** Stated exercise **
Work out how many lines hold the string "this". The answer is a single number, nothing more.

# # # # # # #

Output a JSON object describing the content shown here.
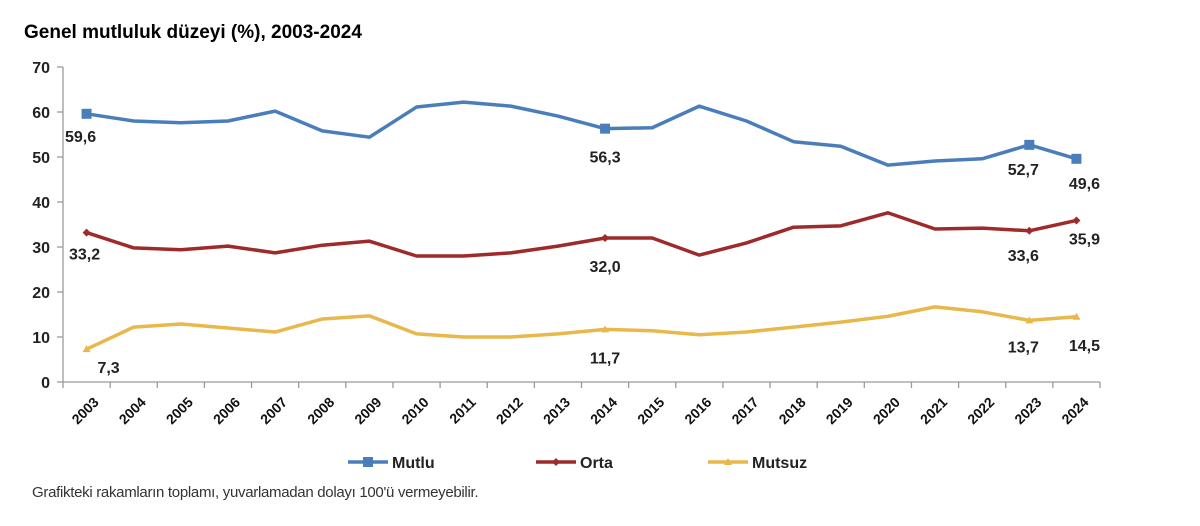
{
  "chart_data": {
    "type": "line",
    "title": "Genel mutluluk düzeyi (%), 2003-2024",
    "xlabel": "",
    "ylabel": "",
    "ylim": [
      0,
      70
    ],
    "yticks": [
      "0",
      "10",
      "20",
      "30",
      "40",
      "50",
      "60",
      "70"
    ],
    "grid": false,
    "legend_position": "bottom",
    "categories": [
      "2003",
      "2004",
      "2005",
      "2006",
      "2007",
      "2008",
      "2009",
      "2010",
      "2011",
      "2012",
      "2013",
      "2014",
      "2015",
      "2016",
      "2017",
      "2018",
      "2019",
      "2020",
      "2021",
      "2022",
      "2023",
      "2024"
    ],
    "series": [
      {
        "name": "Mutlu",
        "color": "#4A7EBB",
        "marker": "square",
        "values": [
          59.6,
          58.0,
          57.6,
          58.0,
          60.2,
          55.8,
          54.4,
          61.1,
          62.2,
          61.3,
          59.1,
          56.3,
          56.5,
          61.3,
          58.0,
          53.4,
          52.4,
          48.2,
          49.1,
          49.6,
          52.7,
          49.6
        ],
        "labeled": [
          {
            "index": 0,
            "text": "59,6"
          },
          {
            "index": 11,
            "text": "56,3"
          },
          {
            "index": 20,
            "text": "52,7"
          },
          {
            "index": 21,
            "text": "49,6"
          }
        ]
      },
      {
        "name": "Orta",
        "color": "#9E2A2B",
        "marker": "diamond",
        "values": [
          33.2,
          29.8,
          29.4,
          30.2,
          28.7,
          30.4,
          31.3,
          28.0,
          28.0,
          28.7,
          30.2,
          32.0,
          32.0,
          28.2,
          30.9,
          34.4,
          34.7,
          37.6,
          34.0,
          34.2,
          33.6,
          35.9
        ],
        "labeled": [
          {
            "index": 0,
            "text": "33,2"
          },
          {
            "index": 11,
            "text": "32,0"
          },
          {
            "index": 20,
            "text": "33,6"
          },
          {
            "index": 21,
            "text": "35,9"
          }
        ]
      },
      {
        "name": "Mutsuz",
        "color": "#E8B84A",
        "marker": "triangle",
        "values": [
          7.3,
          12.2,
          12.9,
          12.0,
          11.1,
          14.0,
          14.7,
          10.7,
          10.0,
          10.0,
          10.7,
          11.7,
          11.4,
          10.5,
          11.1,
          12.2,
          13.3,
          14.6,
          16.7,
          15.6,
          13.7,
          14.5
        ],
        "labeled": [
          {
            "index": 0,
            "text": "7,3"
          },
          {
            "index": 11,
            "text": "11,7"
          },
          {
            "index": 20,
            "text": "13,7"
          },
          {
            "index": 21,
            "text": "14,5"
          }
        ]
      }
    ]
  },
  "footnote": "Grafikteki rakamların toplamı, yuvarlamadan dolayı 100'ü vermeyebilir."
}
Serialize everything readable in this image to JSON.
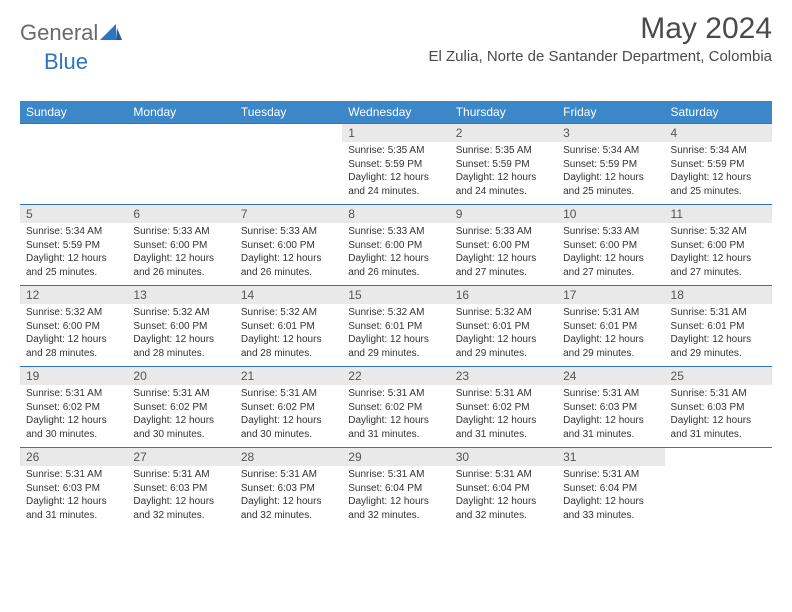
{
  "brand": {
    "general": "General",
    "blue": "Blue"
  },
  "title": "May 2024",
  "location": "El Zulia, Norte de Santander Department, Colombia",
  "day_headers": [
    "Sunday",
    "Monday",
    "Tuesday",
    "Wednesday",
    "Thursday",
    "Friday",
    "Saturday"
  ],
  "colors": {
    "header_bg": "#3b87c8",
    "header_text": "#ffffff",
    "daynum_bg": "#e9e9e9",
    "border": "#2e75c0",
    "logo_gray": "#6a6a6a",
    "logo_blue": "#2e75c0"
  },
  "weeks": [
    {
      "nums": [
        "",
        "",
        "",
        "1",
        "2",
        "3",
        "4"
      ],
      "details": [
        [],
        [],
        [],
        [
          "Sunrise: 5:35 AM",
          "Sunset: 5:59 PM",
          "Daylight: 12 hours",
          "and 24 minutes."
        ],
        [
          "Sunrise: 5:35 AM",
          "Sunset: 5:59 PM",
          "Daylight: 12 hours",
          "and 24 minutes."
        ],
        [
          "Sunrise: 5:34 AM",
          "Sunset: 5:59 PM",
          "Daylight: 12 hours",
          "and 25 minutes."
        ],
        [
          "Sunrise: 5:34 AM",
          "Sunset: 5:59 PM",
          "Daylight: 12 hours",
          "and 25 minutes."
        ]
      ]
    },
    {
      "nums": [
        "5",
        "6",
        "7",
        "8",
        "9",
        "10",
        "11"
      ],
      "details": [
        [
          "Sunrise: 5:34 AM",
          "Sunset: 5:59 PM",
          "Daylight: 12 hours",
          "and 25 minutes."
        ],
        [
          "Sunrise: 5:33 AM",
          "Sunset: 6:00 PM",
          "Daylight: 12 hours",
          "and 26 minutes."
        ],
        [
          "Sunrise: 5:33 AM",
          "Sunset: 6:00 PM",
          "Daylight: 12 hours",
          "and 26 minutes."
        ],
        [
          "Sunrise: 5:33 AM",
          "Sunset: 6:00 PM",
          "Daylight: 12 hours",
          "and 26 minutes."
        ],
        [
          "Sunrise: 5:33 AM",
          "Sunset: 6:00 PM",
          "Daylight: 12 hours",
          "and 27 minutes."
        ],
        [
          "Sunrise: 5:33 AM",
          "Sunset: 6:00 PM",
          "Daylight: 12 hours",
          "and 27 minutes."
        ],
        [
          "Sunrise: 5:32 AM",
          "Sunset: 6:00 PM",
          "Daylight: 12 hours",
          "and 27 minutes."
        ]
      ]
    },
    {
      "nums": [
        "12",
        "13",
        "14",
        "15",
        "16",
        "17",
        "18"
      ],
      "details": [
        [
          "Sunrise: 5:32 AM",
          "Sunset: 6:00 PM",
          "Daylight: 12 hours",
          "and 28 minutes."
        ],
        [
          "Sunrise: 5:32 AM",
          "Sunset: 6:00 PM",
          "Daylight: 12 hours",
          "and 28 minutes."
        ],
        [
          "Sunrise: 5:32 AM",
          "Sunset: 6:01 PM",
          "Daylight: 12 hours",
          "and 28 minutes."
        ],
        [
          "Sunrise: 5:32 AM",
          "Sunset: 6:01 PM",
          "Daylight: 12 hours",
          "and 29 minutes."
        ],
        [
          "Sunrise: 5:32 AM",
          "Sunset: 6:01 PM",
          "Daylight: 12 hours",
          "and 29 minutes."
        ],
        [
          "Sunrise: 5:31 AM",
          "Sunset: 6:01 PM",
          "Daylight: 12 hours",
          "and 29 minutes."
        ],
        [
          "Sunrise: 5:31 AM",
          "Sunset: 6:01 PM",
          "Daylight: 12 hours",
          "and 29 minutes."
        ]
      ]
    },
    {
      "nums": [
        "19",
        "20",
        "21",
        "22",
        "23",
        "24",
        "25"
      ],
      "details": [
        [
          "Sunrise: 5:31 AM",
          "Sunset: 6:02 PM",
          "Daylight: 12 hours",
          "and 30 minutes."
        ],
        [
          "Sunrise: 5:31 AM",
          "Sunset: 6:02 PM",
          "Daylight: 12 hours",
          "and 30 minutes."
        ],
        [
          "Sunrise: 5:31 AM",
          "Sunset: 6:02 PM",
          "Daylight: 12 hours",
          "and 30 minutes."
        ],
        [
          "Sunrise: 5:31 AM",
          "Sunset: 6:02 PM",
          "Daylight: 12 hours",
          "and 31 minutes."
        ],
        [
          "Sunrise: 5:31 AM",
          "Sunset: 6:02 PM",
          "Daylight: 12 hours",
          "and 31 minutes."
        ],
        [
          "Sunrise: 5:31 AM",
          "Sunset: 6:03 PM",
          "Daylight: 12 hours",
          "and 31 minutes."
        ],
        [
          "Sunrise: 5:31 AM",
          "Sunset: 6:03 PM",
          "Daylight: 12 hours",
          "and 31 minutes."
        ]
      ]
    },
    {
      "nums": [
        "26",
        "27",
        "28",
        "29",
        "30",
        "31",
        ""
      ],
      "details": [
        [
          "Sunrise: 5:31 AM",
          "Sunset: 6:03 PM",
          "Daylight: 12 hours",
          "and 31 minutes."
        ],
        [
          "Sunrise: 5:31 AM",
          "Sunset: 6:03 PM",
          "Daylight: 12 hours",
          "and 32 minutes."
        ],
        [
          "Sunrise: 5:31 AM",
          "Sunset: 6:03 PM",
          "Daylight: 12 hours",
          "and 32 minutes."
        ],
        [
          "Sunrise: 5:31 AM",
          "Sunset: 6:04 PM",
          "Daylight: 12 hours",
          "and 32 minutes."
        ],
        [
          "Sunrise: 5:31 AM",
          "Sunset: 6:04 PM",
          "Daylight: 12 hours",
          "and 32 minutes."
        ],
        [
          "Sunrise: 5:31 AM",
          "Sunset: 6:04 PM",
          "Daylight: 12 hours",
          "and 33 minutes."
        ],
        []
      ]
    }
  ]
}
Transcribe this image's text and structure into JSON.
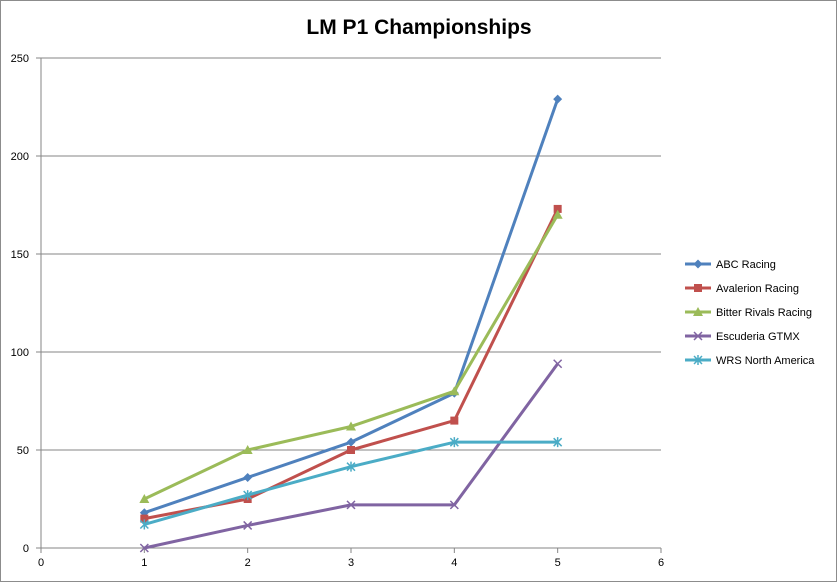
{
  "chart_data": {
    "type": "line",
    "title": "LM P1 Championships",
    "xlabel": "",
    "ylabel": "",
    "xlim": [
      0,
      6
    ],
    "ylim": [
      0,
      250
    ],
    "x_ticks": [
      "0",
      "1",
      "2",
      "3",
      "4",
      "5",
      "6"
    ],
    "y_ticks": [
      "0",
      "50",
      "100",
      "150",
      "200",
      "250"
    ],
    "grid": "horizontal",
    "legend_position": "right",
    "x": [
      1,
      2,
      3,
      4,
      5
    ],
    "series": [
      {
        "name": "ABC Racing",
        "values": [
          18,
          36,
          54,
          79,
          229
        ],
        "color": "#4F81BD",
        "marker": "diamond"
      },
      {
        "name": "Avalerion Racing",
        "values": [
          15,
          25,
          50,
          65,
          173
        ],
        "color": "#C0504D",
        "marker": "square"
      },
      {
        "name": "Bitter Rivals Racing",
        "values": [
          25,
          50,
          62,
          80,
          170
        ],
        "color": "#9BBB59",
        "marker": "triangle"
      },
      {
        "name": "Escuderia GTMX",
        "values": [
          0,
          11.5,
          22,
          22,
          94
        ],
        "color": "#8064A2",
        "marker": "x"
      },
      {
        "name": "WRS North America",
        "values": [
          12,
          27,
          41.5,
          54,
          54
        ],
        "color": "#4BACC6",
        "marker": "star"
      }
    ]
  }
}
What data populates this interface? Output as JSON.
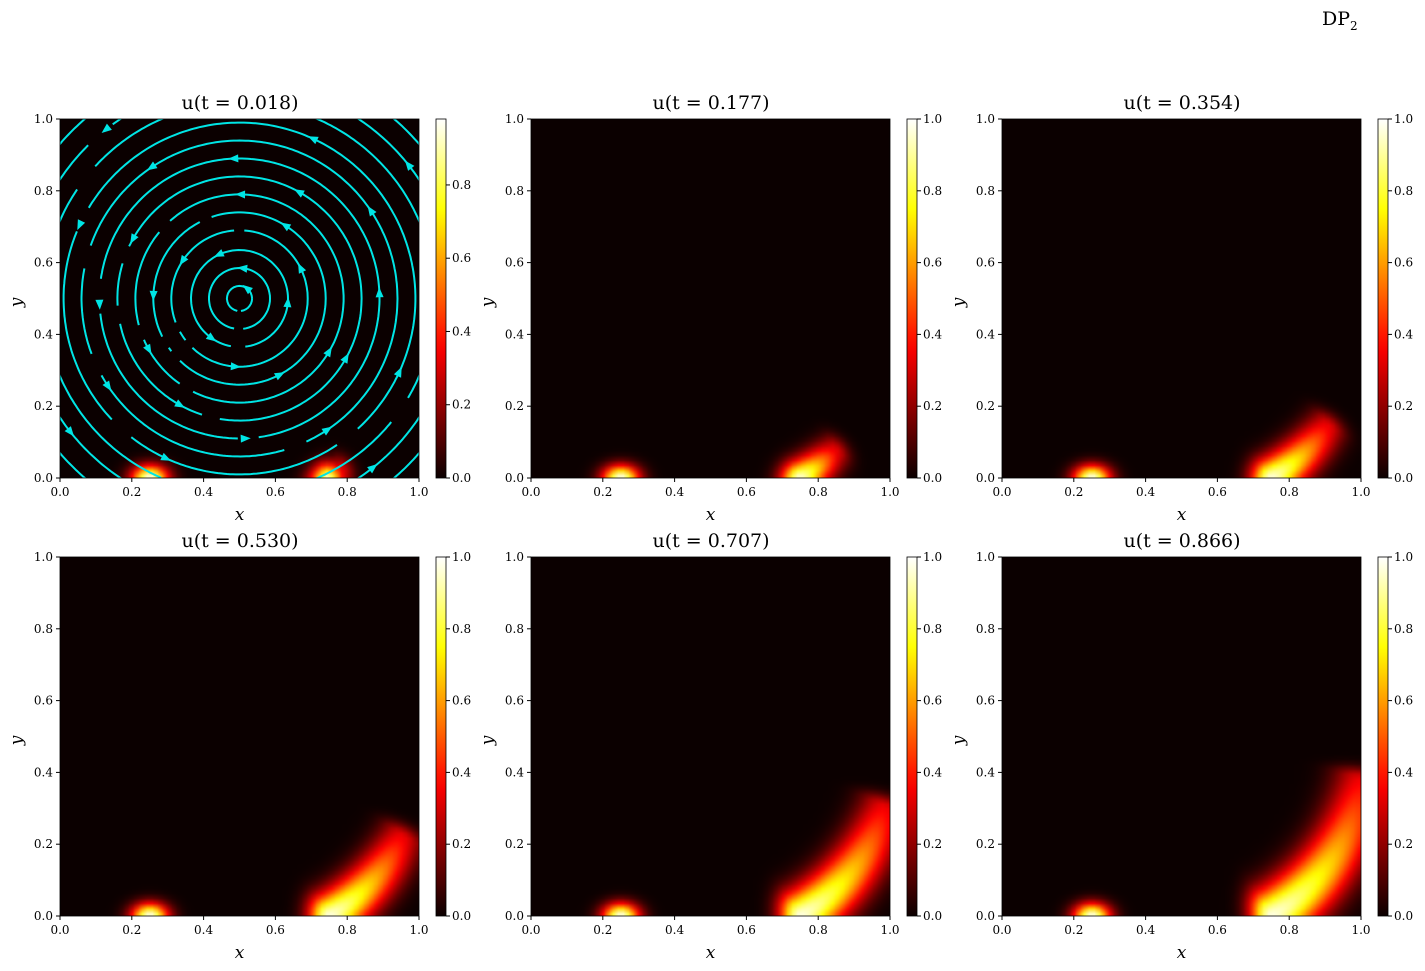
{
  "figure_title": {
    "main": "DP",
    "sub": "2"
  },
  "chart_data": [
    {
      "type": "heatmap",
      "title": "u(t = 0.018)",
      "t": 0.018,
      "xlabel": "x",
      "ylabel": "y",
      "xlim": [
        0,
        1
      ],
      "ylim": [
        0,
        1
      ],
      "xticks": [
        "0.0",
        "0.2",
        "0.4",
        "0.6",
        "0.8",
        "1.0"
      ],
      "yticks": [
        "0.0",
        "0.2",
        "0.4",
        "0.6",
        "0.8",
        "1.0"
      ],
      "colorbar": {
        "colormap": "hot",
        "range": [
          0,
          0.98
        ],
        "ticks": [
          "0.0",
          "0.2",
          "0.4",
          "0.6",
          "0.8"
        ]
      },
      "overlay": "streamlines",
      "overlay_color": "#00e5e5"
    },
    {
      "type": "heatmap",
      "title": "u(t = 0.177)",
      "t": 0.177,
      "xlabel": "x",
      "ylabel": "y",
      "xlim": [
        0,
        1
      ],
      "ylim": [
        0,
        1
      ],
      "xticks": [
        "0.0",
        "0.2",
        "0.4",
        "0.6",
        "0.8",
        "1.0"
      ],
      "yticks": [
        "0.0",
        "0.2",
        "0.4",
        "0.6",
        "0.8",
        "1.0"
      ],
      "colorbar": {
        "colormap": "hot",
        "range": [
          0,
          1
        ],
        "ticks": [
          "0.0",
          "0.2",
          "0.4",
          "0.6",
          "0.8",
          "1.0"
        ]
      }
    },
    {
      "type": "heatmap",
      "title": "u(t = 0.354)",
      "t": 0.354,
      "xlabel": "x",
      "ylabel": "y",
      "xlim": [
        0,
        1
      ],
      "ylim": [
        0,
        1
      ],
      "xticks": [
        "0.0",
        "0.2",
        "0.4",
        "0.6",
        "0.8",
        "1.0"
      ],
      "yticks": [
        "0.0",
        "0.2",
        "0.4",
        "0.6",
        "0.8",
        "1.0"
      ],
      "colorbar": {
        "colormap": "hot",
        "range": [
          0,
          1
        ],
        "ticks": [
          "0.0",
          "0.2",
          "0.4",
          "0.6",
          "0.8",
          "1.0"
        ]
      }
    },
    {
      "type": "heatmap",
      "title": "u(t = 0.530)",
      "t": 0.53,
      "xlabel": "x",
      "ylabel": "y",
      "xlim": [
        0,
        1
      ],
      "ylim": [
        0,
        1
      ],
      "xticks": [
        "0.0",
        "0.2",
        "0.4",
        "0.6",
        "0.8",
        "1.0"
      ],
      "yticks": [
        "0.0",
        "0.2",
        "0.4",
        "0.6",
        "0.8",
        "1.0"
      ],
      "colorbar": {
        "colormap": "hot",
        "range": [
          0,
          1
        ],
        "ticks": [
          "0.0",
          "0.2",
          "0.4",
          "0.6",
          "0.8",
          "1.0"
        ]
      }
    },
    {
      "type": "heatmap",
      "title": "u(t = 0.707)",
      "t": 0.707,
      "xlabel": "x",
      "ylabel": "y",
      "xlim": [
        0,
        1
      ],
      "ylim": [
        0,
        1
      ],
      "xticks": [
        "0.0",
        "0.2",
        "0.4",
        "0.6",
        "0.8",
        "1.0"
      ],
      "yticks": [
        "0.0",
        "0.2",
        "0.4",
        "0.6",
        "0.8",
        "1.0"
      ],
      "colorbar": {
        "colormap": "hot",
        "range": [
          0,
          1
        ],
        "ticks": [
          "0.0",
          "0.2",
          "0.4",
          "0.6",
          "0.8",
          "1.0"
        ]
      }
    },
    {
      "type": "heatmap",
      "title": "u(t = 0.866)",
      "t": 0.866,
      "xlabel": "x",
      "ylabel": "y",
      "xlim": [
        0,
        1
      ],
      "ylim": [
        0,
        1
      ],
      "xticks": [
        "0.0",
        "0.2",
        "0.4",
        "0.6",
        "0.8",
        "1.0"
      ],
      "yticks": [
        "0.0",
        "0.2",
        "0.4",
        "0.6",
        "0.8",
        "1.0"
      ],
      "colorbar": {
        "colormap": "hot",
        "range": [
          0,
          1
        ],
        "ticks": [
          "0.0",
          "0.2",
          "0.4",
          "0.6",
          "0.8",
          "1.0"
        ]
      }
    }
  ]
}
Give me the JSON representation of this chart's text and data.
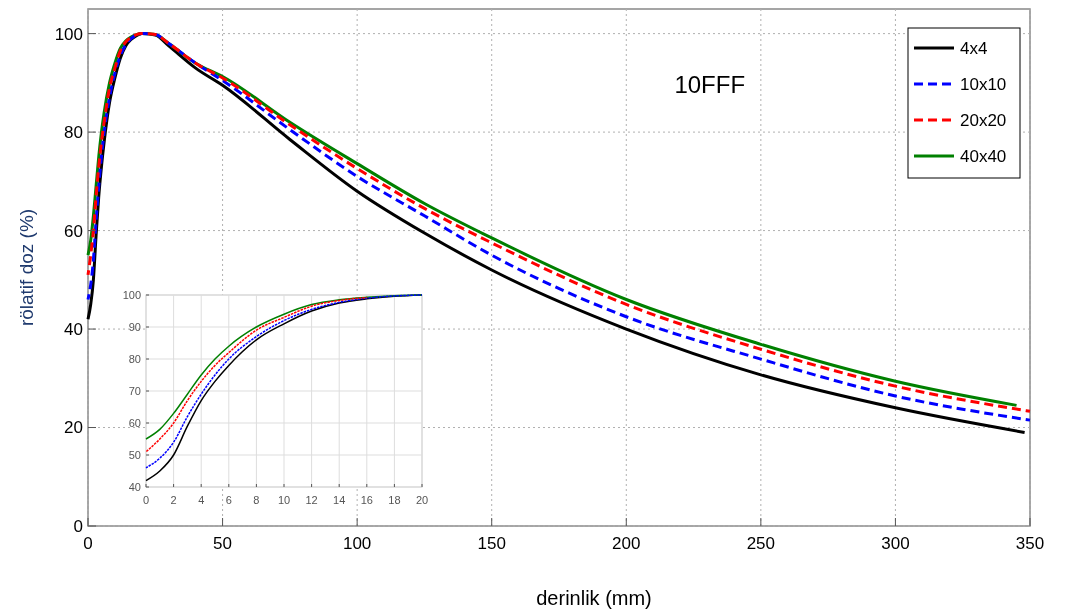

# # # # # # #

** Full output **
4